** ENTRIES PROVIDED **
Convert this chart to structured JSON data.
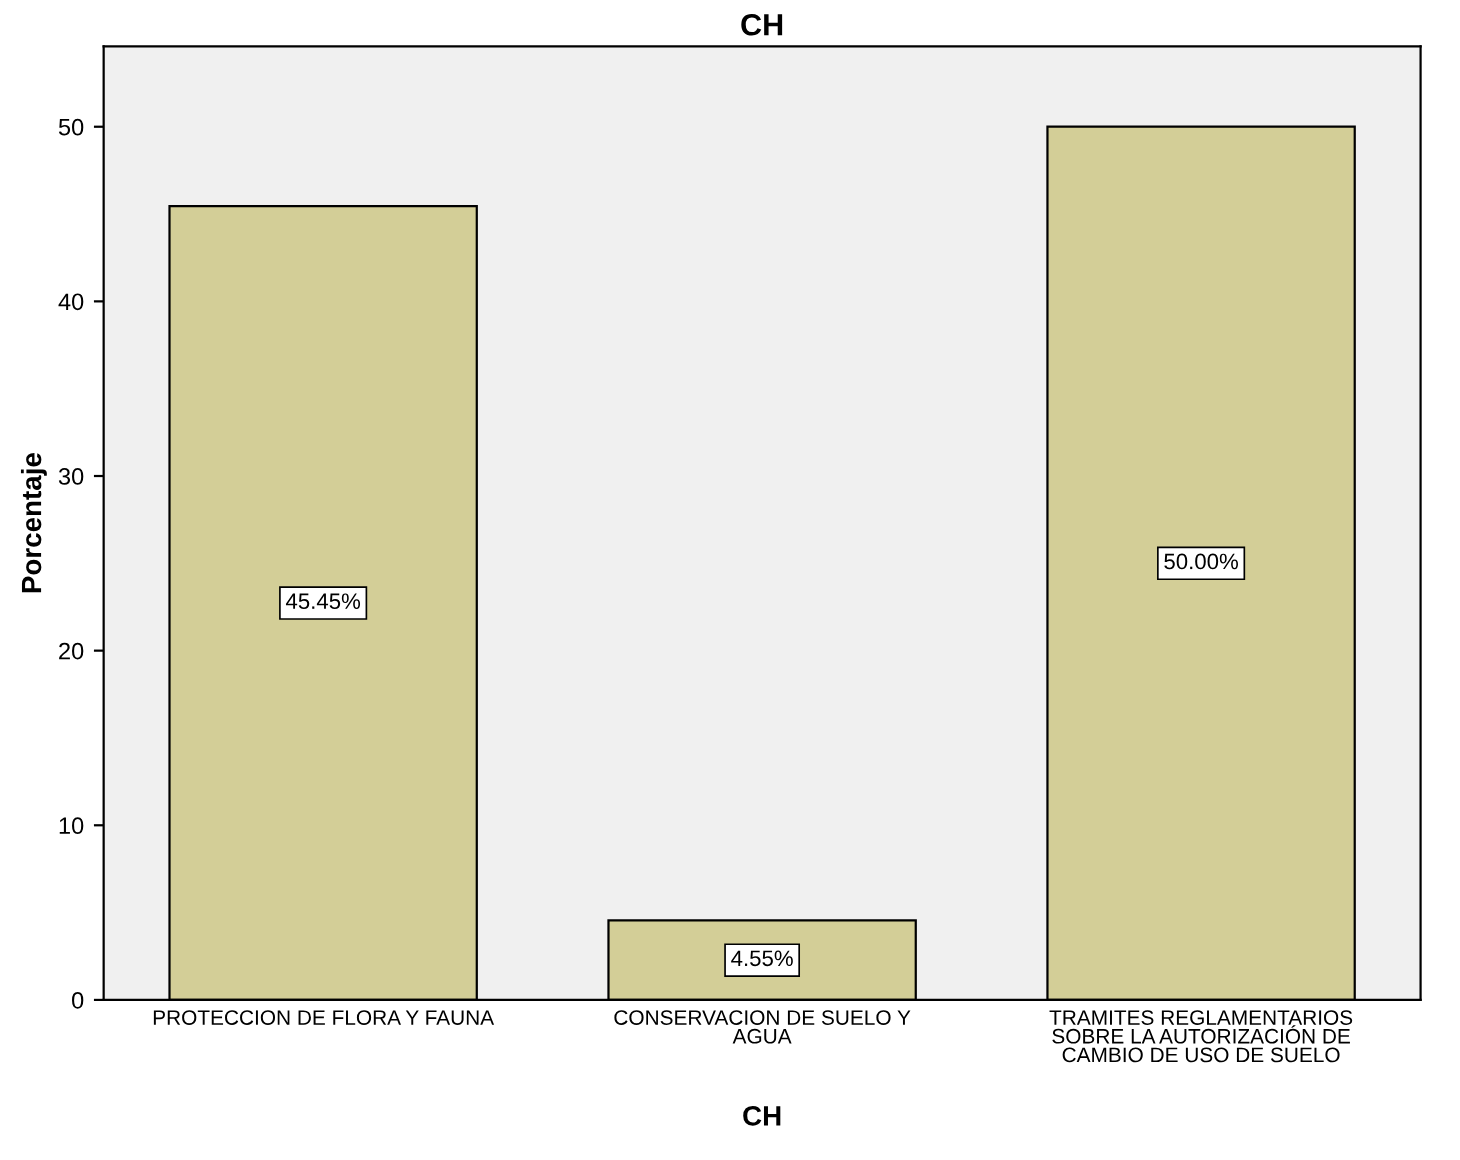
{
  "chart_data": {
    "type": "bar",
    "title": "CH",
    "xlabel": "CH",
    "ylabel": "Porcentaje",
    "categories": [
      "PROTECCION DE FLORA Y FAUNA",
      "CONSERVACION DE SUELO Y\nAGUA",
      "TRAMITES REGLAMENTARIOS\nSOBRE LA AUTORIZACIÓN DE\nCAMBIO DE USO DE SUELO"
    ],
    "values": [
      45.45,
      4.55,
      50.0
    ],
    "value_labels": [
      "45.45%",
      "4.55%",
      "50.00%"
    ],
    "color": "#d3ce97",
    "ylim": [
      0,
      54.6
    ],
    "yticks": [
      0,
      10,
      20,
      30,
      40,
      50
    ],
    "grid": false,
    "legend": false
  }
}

---

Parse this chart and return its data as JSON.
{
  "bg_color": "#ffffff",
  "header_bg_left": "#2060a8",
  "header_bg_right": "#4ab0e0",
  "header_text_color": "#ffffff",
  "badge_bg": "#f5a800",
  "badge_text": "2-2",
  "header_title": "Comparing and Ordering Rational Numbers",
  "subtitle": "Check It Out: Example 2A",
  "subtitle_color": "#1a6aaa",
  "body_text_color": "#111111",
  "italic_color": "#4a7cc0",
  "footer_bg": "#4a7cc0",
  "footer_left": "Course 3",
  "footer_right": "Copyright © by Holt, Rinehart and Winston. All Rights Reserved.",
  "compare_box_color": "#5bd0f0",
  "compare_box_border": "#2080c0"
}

==

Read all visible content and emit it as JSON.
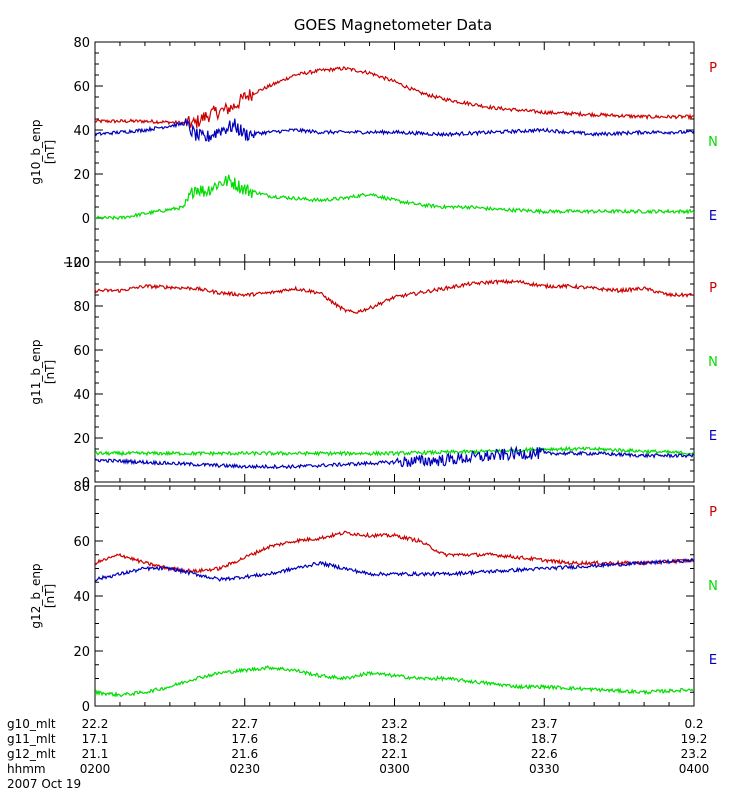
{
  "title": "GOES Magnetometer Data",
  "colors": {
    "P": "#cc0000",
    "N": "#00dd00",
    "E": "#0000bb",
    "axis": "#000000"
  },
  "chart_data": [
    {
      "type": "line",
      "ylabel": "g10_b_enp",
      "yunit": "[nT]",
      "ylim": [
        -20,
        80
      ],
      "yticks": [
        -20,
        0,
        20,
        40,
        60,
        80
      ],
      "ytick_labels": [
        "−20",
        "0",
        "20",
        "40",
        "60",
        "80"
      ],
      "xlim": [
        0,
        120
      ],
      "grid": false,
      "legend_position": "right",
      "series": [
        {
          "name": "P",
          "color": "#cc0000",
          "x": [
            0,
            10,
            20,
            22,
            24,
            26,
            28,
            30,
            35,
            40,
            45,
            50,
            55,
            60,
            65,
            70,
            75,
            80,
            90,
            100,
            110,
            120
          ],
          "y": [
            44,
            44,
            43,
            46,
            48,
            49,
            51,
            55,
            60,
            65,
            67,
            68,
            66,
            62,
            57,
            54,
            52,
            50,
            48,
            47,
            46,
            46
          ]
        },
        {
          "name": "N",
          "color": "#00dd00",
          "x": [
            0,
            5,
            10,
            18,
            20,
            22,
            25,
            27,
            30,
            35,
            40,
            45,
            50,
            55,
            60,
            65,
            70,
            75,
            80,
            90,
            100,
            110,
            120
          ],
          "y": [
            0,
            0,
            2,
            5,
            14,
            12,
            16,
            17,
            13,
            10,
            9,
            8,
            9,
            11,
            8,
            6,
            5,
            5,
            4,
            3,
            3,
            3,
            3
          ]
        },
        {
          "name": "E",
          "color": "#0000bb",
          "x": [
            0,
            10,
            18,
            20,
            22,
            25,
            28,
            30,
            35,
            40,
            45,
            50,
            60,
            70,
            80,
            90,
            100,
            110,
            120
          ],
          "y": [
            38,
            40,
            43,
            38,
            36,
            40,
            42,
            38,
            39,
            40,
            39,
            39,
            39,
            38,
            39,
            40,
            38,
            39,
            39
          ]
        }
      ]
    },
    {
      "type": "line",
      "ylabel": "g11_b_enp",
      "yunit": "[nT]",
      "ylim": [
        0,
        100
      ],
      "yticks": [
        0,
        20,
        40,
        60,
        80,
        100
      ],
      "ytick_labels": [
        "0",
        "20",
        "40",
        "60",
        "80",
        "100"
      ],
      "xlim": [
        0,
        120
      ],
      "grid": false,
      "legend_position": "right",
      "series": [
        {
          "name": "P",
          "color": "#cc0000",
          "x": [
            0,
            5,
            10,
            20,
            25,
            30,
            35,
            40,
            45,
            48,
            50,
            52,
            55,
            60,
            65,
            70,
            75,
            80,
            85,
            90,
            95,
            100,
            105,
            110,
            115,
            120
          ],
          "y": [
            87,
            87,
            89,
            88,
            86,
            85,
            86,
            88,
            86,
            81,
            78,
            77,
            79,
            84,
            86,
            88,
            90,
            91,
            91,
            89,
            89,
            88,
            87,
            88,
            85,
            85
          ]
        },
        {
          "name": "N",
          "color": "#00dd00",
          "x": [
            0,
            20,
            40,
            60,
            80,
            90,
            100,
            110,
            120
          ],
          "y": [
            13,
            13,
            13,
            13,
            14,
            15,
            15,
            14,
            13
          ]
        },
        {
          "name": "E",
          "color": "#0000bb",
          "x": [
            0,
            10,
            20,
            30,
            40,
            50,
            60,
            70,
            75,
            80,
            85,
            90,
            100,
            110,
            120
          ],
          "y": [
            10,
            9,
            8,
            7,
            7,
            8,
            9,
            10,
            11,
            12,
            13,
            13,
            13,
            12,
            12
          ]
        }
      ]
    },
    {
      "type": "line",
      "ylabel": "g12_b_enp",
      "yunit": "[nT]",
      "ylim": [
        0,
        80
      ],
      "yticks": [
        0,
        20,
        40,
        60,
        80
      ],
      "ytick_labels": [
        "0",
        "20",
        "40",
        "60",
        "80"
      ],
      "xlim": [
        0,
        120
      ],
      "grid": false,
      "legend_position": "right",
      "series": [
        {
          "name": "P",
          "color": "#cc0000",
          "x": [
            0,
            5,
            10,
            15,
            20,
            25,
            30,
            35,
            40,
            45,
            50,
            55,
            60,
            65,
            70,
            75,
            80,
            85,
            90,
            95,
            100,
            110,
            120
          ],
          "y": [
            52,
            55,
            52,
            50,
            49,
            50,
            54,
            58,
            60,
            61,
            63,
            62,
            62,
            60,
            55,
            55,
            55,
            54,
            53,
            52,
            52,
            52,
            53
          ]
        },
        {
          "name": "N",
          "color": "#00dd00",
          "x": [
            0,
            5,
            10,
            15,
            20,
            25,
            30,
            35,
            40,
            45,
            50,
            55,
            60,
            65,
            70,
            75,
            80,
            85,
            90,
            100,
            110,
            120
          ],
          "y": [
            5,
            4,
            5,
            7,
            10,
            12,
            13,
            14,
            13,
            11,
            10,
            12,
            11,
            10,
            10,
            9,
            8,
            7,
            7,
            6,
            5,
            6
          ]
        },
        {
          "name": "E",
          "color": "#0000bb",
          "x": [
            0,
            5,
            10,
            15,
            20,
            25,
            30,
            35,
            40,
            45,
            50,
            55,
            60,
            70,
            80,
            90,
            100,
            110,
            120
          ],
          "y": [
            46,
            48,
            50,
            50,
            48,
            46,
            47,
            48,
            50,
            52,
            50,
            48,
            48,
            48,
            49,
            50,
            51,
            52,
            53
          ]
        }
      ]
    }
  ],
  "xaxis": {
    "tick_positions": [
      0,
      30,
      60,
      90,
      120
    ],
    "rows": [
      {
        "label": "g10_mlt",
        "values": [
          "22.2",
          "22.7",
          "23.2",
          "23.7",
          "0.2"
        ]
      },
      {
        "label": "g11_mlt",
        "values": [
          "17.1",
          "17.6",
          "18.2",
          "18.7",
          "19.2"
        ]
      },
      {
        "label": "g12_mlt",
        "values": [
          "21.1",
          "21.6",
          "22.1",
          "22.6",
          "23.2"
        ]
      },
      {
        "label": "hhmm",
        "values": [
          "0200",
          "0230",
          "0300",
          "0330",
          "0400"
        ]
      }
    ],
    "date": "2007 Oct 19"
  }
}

** WHAT IS NEEDED **
Say how many lines in the records hold "ffffff", with the number as the whole reply.

** FINAL RESULT **
2